● Supplied material:

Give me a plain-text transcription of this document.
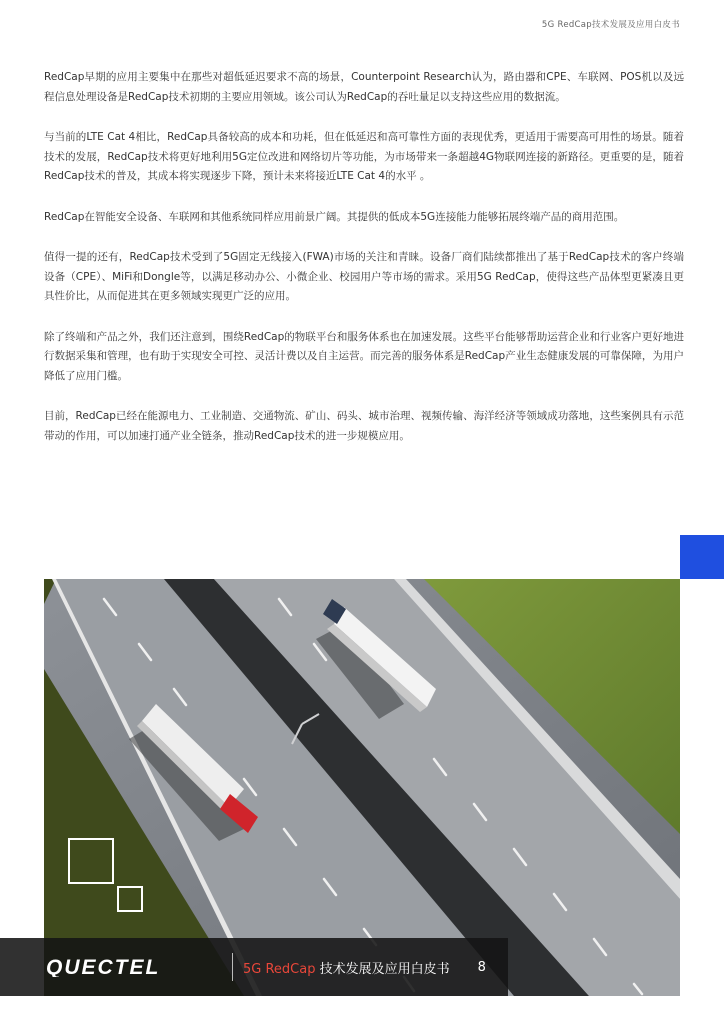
5G RedCap技术发展及应用白皮书

RedCap早期的应用主要集中在那些对超低延迟要求不高的场景，Counterpoint Research认为，路由器和CPE、车联网、POS机以及远程信息处理设备是RedCap技术初期的主要应用领域。该公司认为RedCap的吞吐量足以支持这些应用的数据流。

与当前的LTE Cat 4相比，RedCap具备较高的成本和功耗，但在低延迟和高可靠性方面的表现优秀，更适用于需要高可用性的场景。随着技术的发展，RedCap技术将更好地利用5G定位改进和网络切片等功能，为市场带来一条超越4G物联网连接的新路径。更重要的是，随着RedCap技术的普及，其成本将实现逐步下降，预计未来将接近LTE Cat 4的水平 。

RedCap在智能安全设备、车联网和其他系统同样应用前景广阔。其提供的低成本5G连接能力能够拓展终端产品的商用范围。

值得一提的还有，RedCap技术受到了5G固定无线接入(FWA)市场的关注和青睐。设备厂商们陆续都推出了基于RedCap技术的客户终端设备（CPE）、MiFi和Dongle等，以满足移动办公、小微企业、校园用户等市场的需求。采用5G RedCap，使得这些产品体型更紧凑且更具性价比，从而促进其在更多领域实现更广泛的应用。

除了终端和产品之外，我们还注意到，围绕RedCap的物联平台和服务体系也在加速发展。这些平台能够帮助运营企业和行业客户更好地进行数据采集和管理，也有助于实现安全可控、灵活计费以及自主运营。而完善的服务体系是RedCap产业生态健康发展的可靠保障，为用户降低了应用门槛。

目前，RedCap已经在能源电力、工业制造、交通物流、矿山、码头、城市治理、视频传输、海洋经济等领域成功落地，这些案例具有示范带动的作用，可以加速打通产业全链条，推动RedCap技术的进一步规模应用。

QUECTEL	5G RedCap 技术发展及应用白皮书 8
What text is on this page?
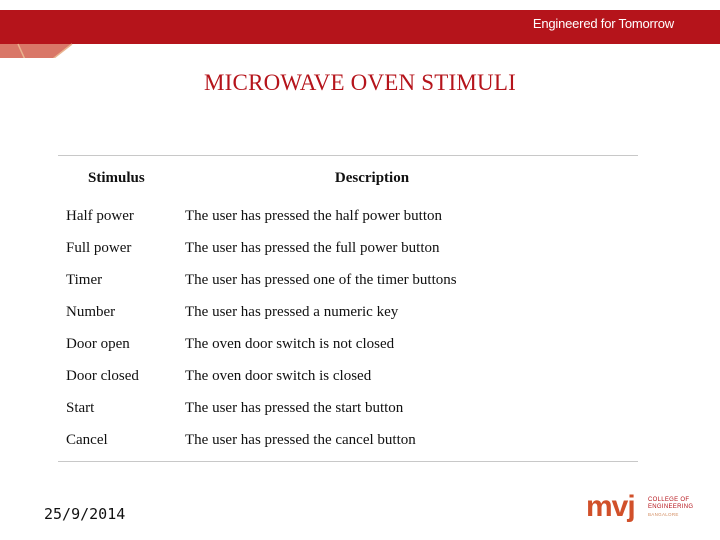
Engineered for Tomorrow
MICROWAVE OVEN STIMULI
Stimulus	Description
Half power	The user has pressed the half power button
Full power	The user has pressed the full power button
Timer	The user has pressed one of the timer buttons
Number	The user has pressed a numeric key
Door open	The oven door switch is not closed
Door closed	The oven door switch is closed
Start	The user has pressed the start button
Cancel	The user has pressed the cancel button
25/9/2014	mvj COLLEGE OF
ENGINEERING
BANGALORE
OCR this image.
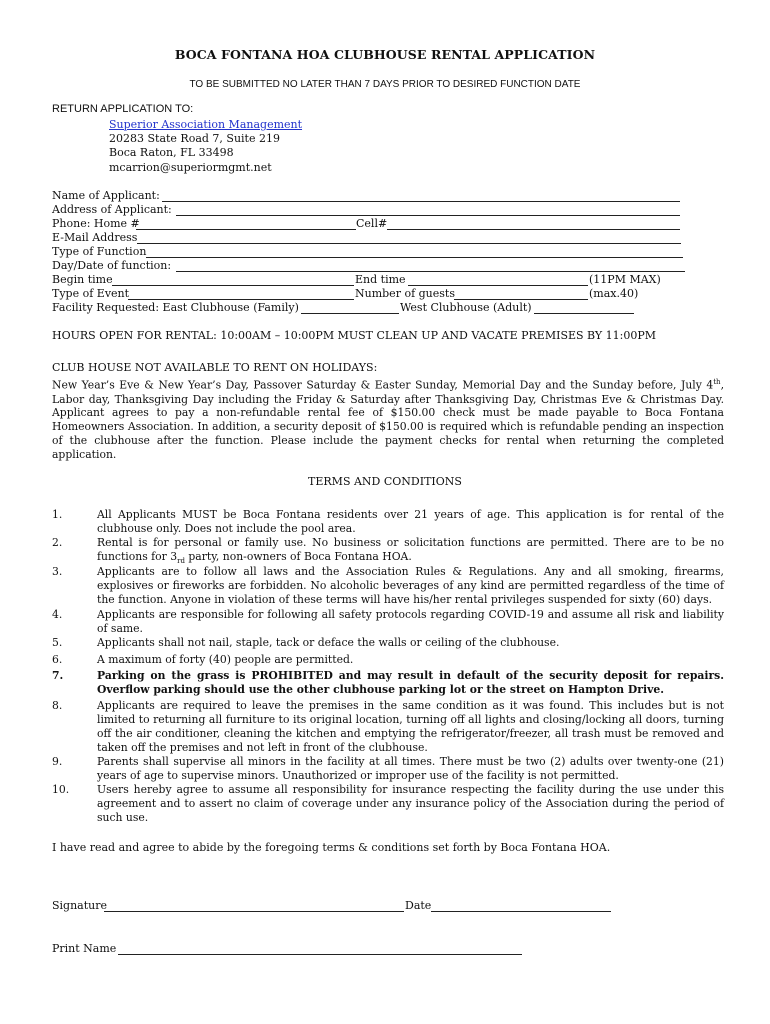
BOCA FONTANA HOA CLUBHOUSE RENTAL APPLICATION
TO BE SUBMITTED NO LATER THAN 7 DAYS PRIOR TO DESIRED FUNCTION DATE
RETURN APPLICATION TO:
Superior Association Management
20283 State Road 7, Suite 219
Boca Raton, FL 33498
mcarrion@superiormgmt.net
Name of Applicant:
Address of Applicant:
Phone: Home #	Cell#
E-Mail Address
Type of Function
Day/Date of function:
Begin time	End time	(11PM MAX)
Type of Event	Number of guests	(max.40)
Facility Requested: East Clubhouse (Family)	West Clubhouse (Adult)
HOURS OPEN FOR RENTAL: 10:00AM – 10:00PM MUST CLEAN UP AND VACATE PREMISES BY 11:00PM
CLUB HOUSE NOT AVAILABLE TO RENT ON HOLIDAYS:
New Year’s Eve & New Year’s Day, Passover Saturday & Easter Sunday, Memorial Day and the Sunday before, July 4th, Labor day, Thanksgiving Day including the Friday & Saturday after Thanksgiving Day, Christmas Eve & Christmas Day. Applicant agrees to pay a non-refundable rental fee of $150.00 check must be made payable to Boca Fontana Homeowners Association. In addition, a security deposit of $150.00 is required which is refundable pending an inspection of the clubhouse after the function. Please include the payment checks for rental when returning the completed application.
TERMS AND CONDITIONS
1.	All Applicants MUST be Boca Fontana residents over 21 years of age. This application is for rental of the clubhouse only. Does not include the pool area.
2.	Rental is for personal or family use. No business or solicitation functions are permitted. There are to be no functions for $3_{rd}$ party, non-owners of Boca Fontana HOA.
3.	Applicants are to follow all laws and the Association Rules & Regulations. Any and all smoking, firearms, explosives or fireworks are forbidden. No alcoholic beverages of any kind are permitted regardless of the time of the function. Anyone in violation of these terms will have his/her rental privileges suspended for sixty (60) days.
4.	Applicants are responsible for following all safety protocols regarding COVID-19 and assume all risk and liability of same.
5.	Applicants shall not nail, staple, tack or deface the walls or ceiling of the clubhouse.
6.	A maximum of forty (40) people are permitted.
7.	Parking on the grass is PROHIBITED and may result in default of the security deposit for repairs. Overflow parking should use the other clubhouse parking lot or the street on Hampton Drive.
8.	Applicants are required to leave the premises in the same condition as it was found. This includes but is not limited to returning all furniture to its original location, turning off all lights and closing/locking all doors, turning off the air conditioner, cleaning the kitchen and emptying the refrigerator/freezer, all trash must be removed and taken off the premises and not left in front of the clubhouse.
9.	Parents shall supervise all minors in the facility at all times. There must be two (2) adults over twenty-one (21) years of age to supervise minors. Unauthorized or improper use of the facility is not permitted.
10.	Users hereby agree to assume all responsibility for insurance respecting the facility during the use under this agreement and to assert no claim of coverage under any insurance policy of the Association during the period of such use.
I have read and agree to abide by the foregoing terms & conditions set forth by Boca Fontana HOA.
Signature	Date
Print Name
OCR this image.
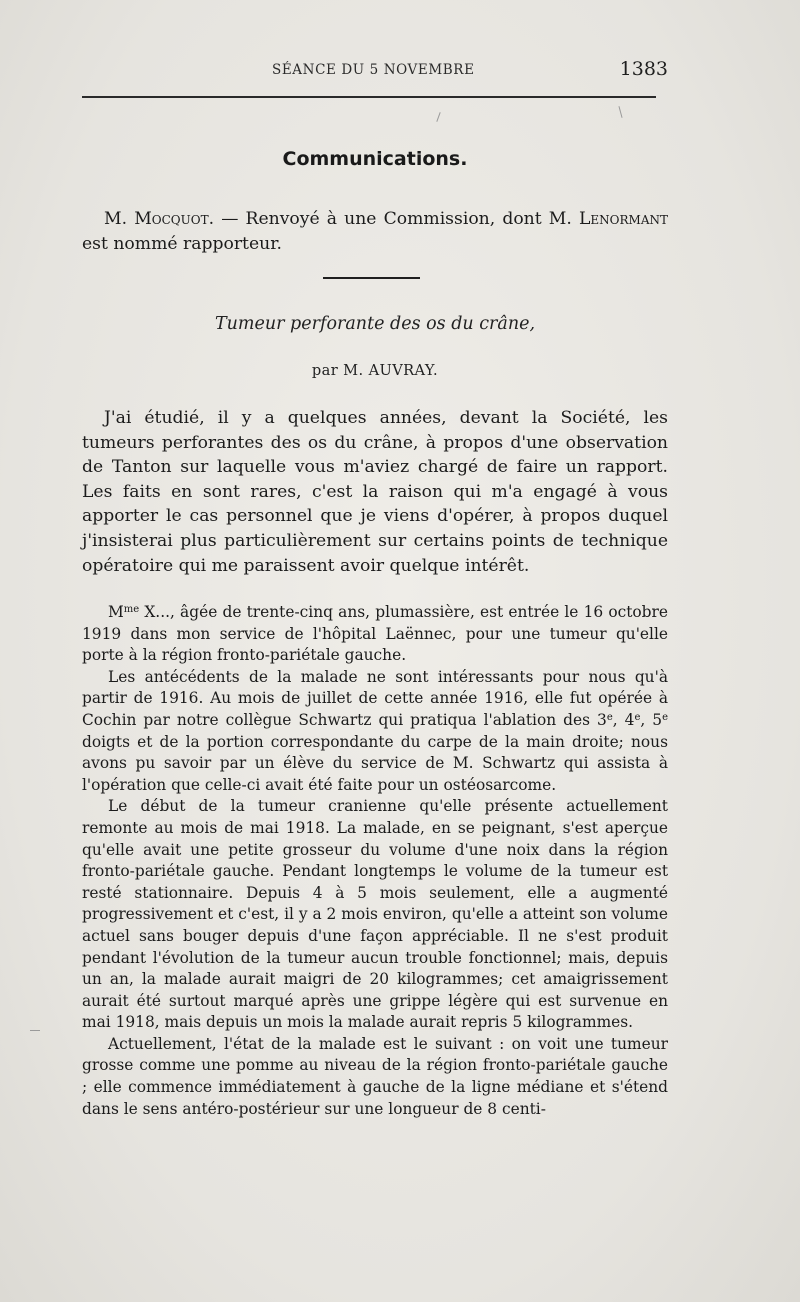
SÉANCE DU 5 NOVEMBRE	1383
Communications.

M. Mocquot. — Renvoyé à une Commission, dont M. Lenormant est nommé rapporteur.

Tumeur perforante des os du crâne,
par M. AUVRAY.

J'ai étudié, il y a quelques années, devant la Société, les tumeurs perforantes des os du crâne, à propos d'une observation de Tanton sur laquelle vous m'aviez chargé de faire un rapport. Les faits en sont rares, c'est la raison qui m'a engagé à vous apporter le cas personnel que je viens d'opérer, à propos duquel j'insisterai plus particulièrement sur certains points de technique opératoire qui me paraissent avoir quelque intérêt.

$M^{me}$ X..., âgée de trente-cinq ans, plumassière, est entrée le 16 octobre 1919 dans mon service de l'hôpital Laënnec, pour une tumeur qu'elle porte à la région fronto-pariétale gauche.

Les antécédents de la malade ne sont intéressants pour nous qu'à partir de 1916. Au mois de juillet de cette année 1916, elle fut opérée à Cochin par notre collègue Schwartz qui pratiqua l'ablation des 3e, 4e, 5e doigts et de la portion correspondante du carpe de la main droite; nous avons pu savoir par un élève du service de M. Schwartz qui assista à l'opération que celle-ci avait été faite pour un ostéosarcome.

Le début de la tumeur cranienne qu'elle présente actuellement remonte au mois de mai 1918. La malade, en se peignant, s'est aperçue qu'elle avait une petite grosseur du volume d'une noix dans la région fronto-pariétale gauche. Pendant longtemps le volume de la tumeur est resté stationnaire. Depuis 4 à 5 mois seulement, elle a augmenté progressivement et c'est, il y a 2 mois environ, qu'elle a atteint son volume actuel sans bouger depuis d'une façon appréciable. Il ne s'est produit pendant l'évolution de la tumeur aucun trouble fonctionnel; mais, depuis un an, la malade aurait maigri de 20 kilogrammes; cet amaigrissement aurait été surtout marqué après une grippe légère qui est survenue en mai 1918, mais depuis un mois la malade aurait repris 5 kilogrammes.

Actuellement, l'état de la malade est le suivant : on voit une tumeur grosse comme une pomme au niveau de la région fronto-pariétale gauche ; elle commence immédiatement à gauche de la ligne médiane et s'étend dans le sens antéro-postérieur sur une longueur de 8 centi-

● The problem: Gather all lines from the records above in which "assume" appears.

● Output of the exercise:
4.	Applicants are responsible for following all safety protocols regarding COVID-19 and assume all risk and liability of same.
10.	Users hereby agree to assume all responsibility for insurance respecting the facility during the use under this agreement and to assert no claim of coverage under any insurance policy of the Association during the period of such use.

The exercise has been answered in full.